#### [Given exercise]
All the data should come back exactly as it was given.

Collected data entries
* Begin *

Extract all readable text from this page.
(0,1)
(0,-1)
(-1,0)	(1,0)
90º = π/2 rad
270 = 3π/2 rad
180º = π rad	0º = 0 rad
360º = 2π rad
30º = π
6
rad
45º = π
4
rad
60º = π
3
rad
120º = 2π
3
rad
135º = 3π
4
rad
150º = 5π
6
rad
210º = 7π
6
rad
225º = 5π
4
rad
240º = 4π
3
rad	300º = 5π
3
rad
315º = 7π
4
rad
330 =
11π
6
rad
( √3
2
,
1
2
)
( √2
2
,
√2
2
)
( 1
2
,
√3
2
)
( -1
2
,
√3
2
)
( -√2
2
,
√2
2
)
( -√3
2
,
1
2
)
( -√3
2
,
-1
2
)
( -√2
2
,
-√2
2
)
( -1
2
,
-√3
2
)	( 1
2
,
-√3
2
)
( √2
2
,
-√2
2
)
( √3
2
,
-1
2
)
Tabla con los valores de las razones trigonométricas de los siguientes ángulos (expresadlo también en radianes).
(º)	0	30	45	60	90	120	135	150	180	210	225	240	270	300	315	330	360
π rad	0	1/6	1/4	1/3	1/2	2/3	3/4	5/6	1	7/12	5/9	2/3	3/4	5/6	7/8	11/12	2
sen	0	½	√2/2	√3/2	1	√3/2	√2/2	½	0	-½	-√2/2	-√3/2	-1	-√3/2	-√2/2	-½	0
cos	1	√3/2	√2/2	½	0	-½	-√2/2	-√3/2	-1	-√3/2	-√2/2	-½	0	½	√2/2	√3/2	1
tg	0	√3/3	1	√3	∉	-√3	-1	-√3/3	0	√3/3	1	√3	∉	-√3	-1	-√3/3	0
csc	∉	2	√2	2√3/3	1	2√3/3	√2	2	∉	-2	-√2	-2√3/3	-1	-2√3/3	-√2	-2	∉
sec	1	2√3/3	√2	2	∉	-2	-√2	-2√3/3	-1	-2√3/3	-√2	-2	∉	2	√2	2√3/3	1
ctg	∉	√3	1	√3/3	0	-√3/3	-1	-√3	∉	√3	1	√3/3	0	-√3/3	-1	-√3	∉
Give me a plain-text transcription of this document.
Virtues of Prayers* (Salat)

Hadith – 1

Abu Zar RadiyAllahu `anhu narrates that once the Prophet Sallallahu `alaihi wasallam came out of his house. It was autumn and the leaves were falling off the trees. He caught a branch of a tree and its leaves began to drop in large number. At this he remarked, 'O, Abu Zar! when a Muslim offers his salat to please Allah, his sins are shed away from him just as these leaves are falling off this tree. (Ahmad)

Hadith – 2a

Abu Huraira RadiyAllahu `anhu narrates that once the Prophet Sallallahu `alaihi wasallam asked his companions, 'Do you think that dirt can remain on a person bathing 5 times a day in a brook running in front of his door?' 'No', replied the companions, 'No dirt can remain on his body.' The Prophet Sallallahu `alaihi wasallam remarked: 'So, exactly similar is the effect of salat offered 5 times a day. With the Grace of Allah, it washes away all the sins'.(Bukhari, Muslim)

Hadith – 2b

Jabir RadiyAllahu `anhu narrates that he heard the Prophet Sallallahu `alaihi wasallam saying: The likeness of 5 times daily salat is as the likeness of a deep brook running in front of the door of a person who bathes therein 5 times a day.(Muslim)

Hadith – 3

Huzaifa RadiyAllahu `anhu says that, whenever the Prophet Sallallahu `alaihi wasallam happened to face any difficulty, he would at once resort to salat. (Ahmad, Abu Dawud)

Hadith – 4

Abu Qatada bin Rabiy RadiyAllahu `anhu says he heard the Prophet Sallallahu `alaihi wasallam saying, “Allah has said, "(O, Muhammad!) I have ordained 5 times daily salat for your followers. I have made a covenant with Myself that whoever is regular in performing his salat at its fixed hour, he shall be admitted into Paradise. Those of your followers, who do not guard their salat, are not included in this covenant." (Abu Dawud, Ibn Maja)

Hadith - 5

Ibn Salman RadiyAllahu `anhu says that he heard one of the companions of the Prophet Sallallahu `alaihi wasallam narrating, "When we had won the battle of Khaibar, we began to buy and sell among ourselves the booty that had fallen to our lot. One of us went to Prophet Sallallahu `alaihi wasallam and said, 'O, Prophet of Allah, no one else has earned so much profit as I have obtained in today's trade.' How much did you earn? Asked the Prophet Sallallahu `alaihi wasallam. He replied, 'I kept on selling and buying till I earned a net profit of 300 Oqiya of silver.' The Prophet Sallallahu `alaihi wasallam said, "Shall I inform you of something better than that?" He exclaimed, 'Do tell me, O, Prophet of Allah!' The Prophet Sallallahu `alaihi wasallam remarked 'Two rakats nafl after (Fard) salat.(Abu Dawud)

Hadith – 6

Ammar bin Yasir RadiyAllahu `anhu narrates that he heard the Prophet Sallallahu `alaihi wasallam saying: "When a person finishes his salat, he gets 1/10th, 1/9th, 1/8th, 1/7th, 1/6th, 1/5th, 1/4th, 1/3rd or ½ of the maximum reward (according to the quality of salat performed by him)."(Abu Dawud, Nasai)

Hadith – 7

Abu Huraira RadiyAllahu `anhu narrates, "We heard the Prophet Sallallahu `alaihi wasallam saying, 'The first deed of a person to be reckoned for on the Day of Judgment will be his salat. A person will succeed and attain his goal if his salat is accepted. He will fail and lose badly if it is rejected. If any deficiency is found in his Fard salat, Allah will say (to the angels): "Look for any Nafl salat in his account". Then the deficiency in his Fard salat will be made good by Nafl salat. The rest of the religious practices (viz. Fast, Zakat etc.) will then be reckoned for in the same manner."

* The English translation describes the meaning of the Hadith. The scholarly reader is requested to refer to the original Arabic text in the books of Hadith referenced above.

* End *

#### [Reply]
Extract all readable text from this page.
(0,1)
(0,-1)
(-1,0)	(1,0)
90º = π/2 rad
270 = 3π/2 rad
180º = π rad	0º = 0 rad
360º = 2π rad
30º = π
6
rad
45º = π
4
rad
60º = π
3
rad
120º = 2π
3
rad
135º = 3π
4
rad
150º = 5π
6
rad
210º = 7π
6
rad
225º = 5π
4
rad
240º = 4π
3
rad	300º = 5π
3
rad
315º = 7π
4
rad
330 =
11π
6
rad
( √3
2
,
1
2
)
( √2
2
,
√2
2
)
( 1
2
,
√3
2
)
( -1
2
,
√3
2
)
( -√2
2
,
√2
2
)
( -√3
2
,
1
2
)
( -√3
2
,
-1
2
)
( -√2
2
,
-√2
2
)
( -1
2
,
-√3
2
)	( 1
2
,
-√3
2
)
( √2
2
,
-√2
2
)
( √3
2
,
-1
2
)
Tabla con los valores de las razones trigonométricas de los siguientes ángulos (expresadlo también en radianes).
(º)	0	30	45	60	90	120	135	150	180	210	225	240	270	300	315	330	360
π rad	0	1/6	1/4	1/3	1/2	2/3	3/4	5/6	1	7/12	5/9	2/3	3/4	5/6	7/8	11/12	2
sen	0	½	√2/2	√3/2	1	√3/2	√2/2	½	0	-½	-√2/2	-√3/2	-1	-√3/2	-√2/2	-½	0
cos	1	√3/2	√2/2	½	0	-½	-√2/2	-√3/2	-1	-√3/2	-√2/2	-½	0	½	√2/2	√3/2	1
tg	0	√3/3	1	√3	∉	-√3	-1	-√3/3	0	√3/3	1	√3	∉	-√3	-1	-√3/3	0
csc	∉	2	√2	2√3/3	1	2√3/3	√2	2	∉	-2	-√2	-2√3/3	-1	-2√3/3	-√2	-2	∉
sec	1	2√3/3	√2	2	∉	-2	-√2	-2√3/3	-1	-2√3/3	-√2	-2	∉	2	√2	2√3/3	1
ctg	∉	√3	1	√3/3	0	-√3/3	-1	-√3	∉	√3	1	√3/3	0	-√3/3	-1	-√3	∉
Give me a plain-text transcription of this document.
Virtues of Prayers* (Salat)

Hadith – 1

Abu Zar RadiyAllahu `anhu narrates that once the Prophet Sallallahu `alaihi wasallam came out of his house. It was autumn and the leaves were falling off the trees. He caught a branch of a tree and its leaves began to drop in large number. At this he remarked, 'O, Abu Zar! when a Muslim offers his salat to please Allah, his sins are shed away from him just as these leaves are falling off this tree. (Ahmad)

Hadith – 2a

Abu Huraira RadiyAllahu `anhu narrates that once the Prophet Sallallahu `alaihi wasallam asked his companions, 'Do you think that dirt can remain on a person bathing 5 times a day in a brook running in front of his door?' 'No', replied the companions, 'No dirt can remain on his body.' The Prophet Sallallahu `alaihi wasallam remarked: 'So, exactly similar is the effect of salat offered 5 times a day. With the Grace of Allah, it washes away all the sins'.(Bukhari, Muslim)

Hadith – 2b

Jabir RadiyAllahu `anhu narrates that he heard the Prophet Sallallahu `alaihi wasallam saying: The likeness of 5 times daily salat is as the likeness of a deep brook running in front of the door of a person who bathes therein 5 times a day.(Muslim)

Hadith – 3

Huzaifa RadiyAllahu `anhu says that, whenever the Prophet Sallallahu `alaihi wasallam happened to face any difficulty, he would at once resort to salat. (Ahmad, Abu Dawud)

Hadith – 4

Abu Qatada bin Rabiy RadiyAllahu `anhu says he heard the Prophet Sallallahu `alaihi wasallam saying, “Allah has said, "(O, Muhammad!) I have ordained 5 times daily salat for your followers. I have made a covenant with Myself that whoever is regular in performing his salat at its fixed hour, he shall be admitted into Paradise. Those of your followers, who do not guard their salat, are not included in this covenant." (Abu Dawud, Ibn Maja)

Hadith - 5

Ibn Salman RadiyAllahu `anhu says that he heard one of the companions of the Prophet Sallallahu `alaihi wasallam narrating, "When we had won the battle of Khaibar, we began to buy and sell among ourselves the booty that had fallen to our lot. One of us went to Prophet Sallallahu `alaihi wasallam and said, 'O, Prophet of Allah, no one else has earned so much profit as I have obtained in today's trade.' How much did you earn? Asked the Prophet Sallallahu `alaihi wasallam. He replied, 'I kept on selling and buying till I earned a net profit of 300 Oqiya of silver.' The Prophet Sallallahu `alaihi wasallam said, "Shall I inform you of something better than that?" He exclaimed, 'Do tell me, O, Prophet of Allah!' The Prophet Sallallahu `alaihi wasallam remarked 'Two rakats nafl after (Fard) salat.(Abu Dawud)

Hadith – 6

Ammar bin Yasir RadiyAllahu `anhu narrates that he heard the Prophet Sallallahu `alaihi wasallam saying: "When a person finishes his salat, he gets 1/10th, 1/9th, 1/8th, 1/7th, 1/6th, 1/5th, 1/4th, 1/3rd or ½ of the maximum reward (according to the quality of salat performed by him)."(Abu Dawud, Nasai)

Hadith – 7

Abu Huraira RadiyAllahu `anhu narrates, "We heard the Prophet Sallallahu `alaihi wasallam saying, 'The first deed of a person to be reckoned for on the Day of Judgment will be his salat. A person will succeed and attain his goal if his salat is accepted. He will fail and lose badly if it is rejected. If any deficiency is found in his Fard salat, Allah will say (to the angels): "Look for any Nafl salat in his account". Then the deficiency in his Fard salat will be made good by Nafl salat. The rest of the religious practices (viz. Fast, Zakat etc.) will then be reckoned for in the same manner."

* The English translation describes the meaning of the Hadith. The scholarly reader is requested to refer to the original Arabic text in the books of Hadith referenced above.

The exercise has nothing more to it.